Dataset entries on figures
++++++++
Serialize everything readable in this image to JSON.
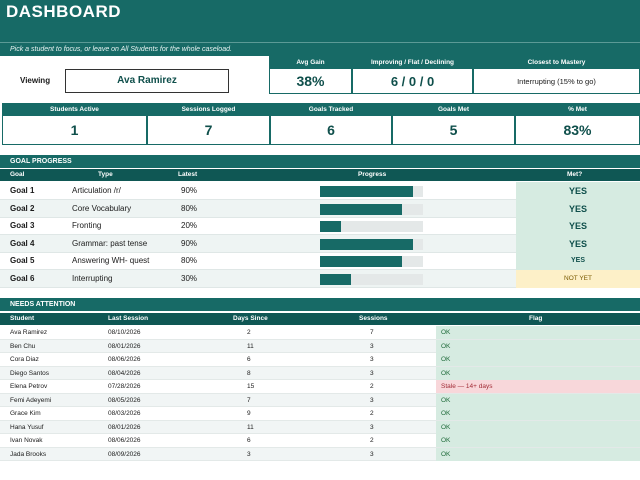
{
  "header": {
    "title": "DASHBOARD",
    "subtitle": "Pick a student to focus, or leave on All Students for the whole caseload."
  },
  "viewing": {
    "label": "Viewing",
    "value": "Ava Ramirez"
  },
  "top_kpis": [
    {
      "label": "Avg Gain",
      "value": "38%"
    },
    {
      "label": "Improving / Flat / Declining",
      "value": "6  /  0  /  0"
    },
    {
      "label": "Closest to Mastery",
      "value": "Interrupting  (15% to go)"
    }
  ],
  "stats": [
    {
      "label": "Students Active",
      "value": "1"
    },
    {
      "label": "Sessions Logged",
      "value": "7"
    },
    {
      "label": "Goals Tracked",
      "value": "6"
    },
    {
      "label": "Goals Met",
      "value": "5"
    },
    {
      "label": "% Met",
      "value": "83%"
    }
  ],
  "goal_progress": {
    "title": "GOAL PROGRESS",
    "columns": [
      "Goal",
      "Type",
      "Latest",
      "Progress",
      "Met?"
    ],
    "rows": [
      {
        "goal": "Goal 1",
        "type": "Articulation /r/",
        "latest": "90%",
        "progress": 0.9,
        "met": "YES",
        "met_status": "yes"
      },
      {
        "goal": "Goal 2",
        "type": "Core Vocabulary",
        "latest": "80%",
        "progress": 0.8,
        "met": "YES",
        "met_status": "yes"
      },
      {
        "goal": "Goal 3",
        "type": "Fronting",
        "latest": "20%",
        "progress": 0.2,
        "met": "YES",
        "met_status": "yes"
      },
      {
        "goal": "Goal 4",
        "type": "Grammar: past tense",
        "latest": "90%",
        "progress": 0.9,
        "met": "YES",
        "met_status": "yes"
      },
      {
        "goal": "Goal 5",
        "type": "Answering WH- quest",
        "latest": "80%",
        "progress": 0.8,
        "met": "YES",
        "met_status": "yes-small"
      },
      {
        "goal": "Goal 6",
        "type": "Interrupting",
        "latest": "30%",
        "progress": 0.3,
        "met": "NOT YET",
        "met_status": "no"
      }
    ]
  },
  "needs_attention": {
    "title": "NEEDS ATTENTION",
    "columns": [
      "Student",
      "Last Session",
      "Days Since",
      "Sessions",
      "Flag"
    ],
    "rows": [
      {
        "student": "Ava Ramirez",
        "last": "08/10/2026",
        "days": "2",
        "sessions": "7",
        "flag": "OK",
        "stale": false
      },
      {
        "student": "Ben Chu",
        "last": "08/01/2026",
        "days": "11",
        "sessions": "3",
        "flag": "OK",
        "stale": false
      },
      {
        "student": "Cora Diaz",
        "last": "08/06/2026",
        "days": "6",
        "sessions": "3",
        "flag": "OK",
        "stale": false
      },
      {
        "student": "Diego Santos",
        "last": "08/04/2026",
        "days": "8",
        "sessions": "3",
        "flag": "OK",
        "stale": false
      },
      {
        "student": "Elena Petrov",
        "last": "07/28/2026",
        "days": "15",
        "sessions": "2",
        "flag": "Stale — 14+ days",
        "stale": true
      },
      {
        "student": "Femi Adeyemi",
        "last": "08/05/2026",
        "days": "7",
        "sessions": "3",
        "flag": "OK",
        "stale": false
      },
      {
        "student": "Grace Kim",
        "last": "08/03/2026",
        "days": "9",
        "sessions": "2",
        "flag": "OK",
        "stale": false
      },
      {
        "student": "Hana Yusuf",
        "last": "08/01/2026",
        "days": "11",
        "sessions": "3",
        "flag": "OK",
        "stale": false
      },
      {
        "student": "Ivan Novak",
        "last": "08/06/2026",
        "days": "6",
        "sessions": "2",
        "flag": "OK",
        "stale": false
      },
      {
        "student": "Jada Brooks",
        "last": "08/09/2026",
        "days": "3",
        "sessions": "3",
        "flag": "OK",
        "stale": false
      }
    ]
  },
  "colors": {
    "teal": "#176a66",
    "met_yes_bg": "#d6ebe1",
    "met_no_bg": "#fdf0c8",
    "stale_bg": "#f8d7da",
    "ok_bg": "#d6ebe1"
  }
}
++++++++
[The exercise] Transcribe every entry word for word, but omit the pictures.

[Result of this task]
Serialize everything readable in this image to JSON.
{
  "header": {
    "title": "DASHBOARD",
    "subtitle": "Pick a student to focus, or leave on All Students for the whole caseload."
  },
  "viewing": {
    "label": "Viewing",
    "value": "Ava Ramirez"
  },
  "top_kpis": [
    {
      "label": "Avg Gain",
      "value": "38%"
    },
    {
      "label": "Improving / Flat / Declining",
      "value": "6  /  0  /  0"
    },
    {
      "label": "Closest to Mastery",
      "value": "Interrupting  (15% to go)"
    }
  ],
  "stats": [
    {
      "label": "Students Active",
      "value": "1"
    },
    {
      "label": "Sessions Logged",
      "value": "7"
    },
    {
      "label": "Goals Tracked",
      "value": "6"
    },
    {
      "label": "Goals Met",
      "value": "5"
    },
    {
      "label": "% Met",
      "value": "83%"
    }
  ],
  "goal_progress": {
    "title": "GOAL PROGRESS",
    "columns": [
      "Goal",
      "Type",
      "Latest",
      "Progress",
      "Met?"
    ],
    "rows": [
      {
        "goal": "Goal 1",
        "type": "Articulation /r/",
        "latest": "90%",
        "progress": 0.9,
        "met": "YES",
        "met_status": "yes"
      },
      {
        "goal": "Goal 2",
        "type": "Core Vocabulary",
        "latest": "80%",
        "progress": 0.8,
        "met": "YES",
        "met_status": "yes"
      },
      {
        "goal": "Goal 3",
        "type": "Fronting",
        "latest": "20%",
        "progress": 0.2,
        "met": "YES",
        "met_status": "yes"
      },
      {
        "goal": "Goal 4",
        "type": "Grammar: past tense",
        "latest": "90%",
        "progress": 0.9,
        "met": "YES",
        "met_status": "yes"
      },
      {
        "goal": "Goal 5",
        "type": "Answering WH- quest",
        "latest": "80%",
        "progress": 0.8,
        "met": "YES",
        "met_status": "yes-small"
      },
      {
        "goal": "Goal 6",
        "type": "Interrupting",
        "latest": "30%",
        "progress": 0.3,
        "met": "NOT YET",
        "met_status": "no"
      }
    ]
  },
  "needs_attention": {
    "title": "NEEDS ATTENTION",
    "columns": [
      "Student",
      "Last Session",
      "Days Since",
      "Sessions",
      "Flag"
    ],
    "rows": [
      {
        "student": "Ava Ramirez",
        "last": "08/10/2026",
        "days": "2",
        "sessions": "7",
        "flag": "OK",
        "stale": false
      },
      {
        "student": "Ben Chu",
        "last": "08/01/2026",
        "days": "11",
        "sessions": "3",
        "flag": "OK",
        "stale": false
      },
      {
        "student": "Cora Diaz",
        "last": "08/06/2026",
        "days": "6",
        "sessions": "3",
        "flag": "OK",
        "stale": false
      },
      {
        "student": "Diego Santos",
        "last": "08/04/2026",
        "days": "8",
        "sessions": "3",
        "flag": "OK",
        "stale": false
      },
      {
        "student": "Elena Petrov",
        "last": "07/28/2026",
        "days": "15",
        "sessions": "2",
        "flag": "Stale — 14+ days",
        "stale": true
      },
      {
        "student": "Femi Adeyemi",
        "last": "08/05/2026",
        "days": "7",
        "sessions": "3",
        "flag": "OK",
        "stale": false
      },
      {
        "student": "Grace Kim",
        "last": "08/03/2026",
        "days": "9",
        "sessions": "2",
        "flag": "OK",
        "stale": false
      },
      {
        "student": "Hana Yusuf",
        "last": "08/01/2026",
        "days": "11",
        "sessions": "3",
        "flag": "OK",
        "stale": false
      },
      {
        "student": "Ivan Novak",
        "last": "08/06/2026",
        "days": "6",
        "sessions": "2",
        "flag": "OK",
        "stale": false
      },
      {
        "student": "Jada Brooks",
        "last": "08/09/2026",
        "days": "3",
        "sessions": "3",
        "flag": "OK",
        "stale": false
      }
    ]
  },
  "colors": {
    "teal": "#176a66",
    "met_yes_bg": "#d6ebe1",
    "met_no_bg": "#fdf0c8",
    "stale_bg": "#f8d7da",
    "ok_bg": "#d6ebe1"
  }
}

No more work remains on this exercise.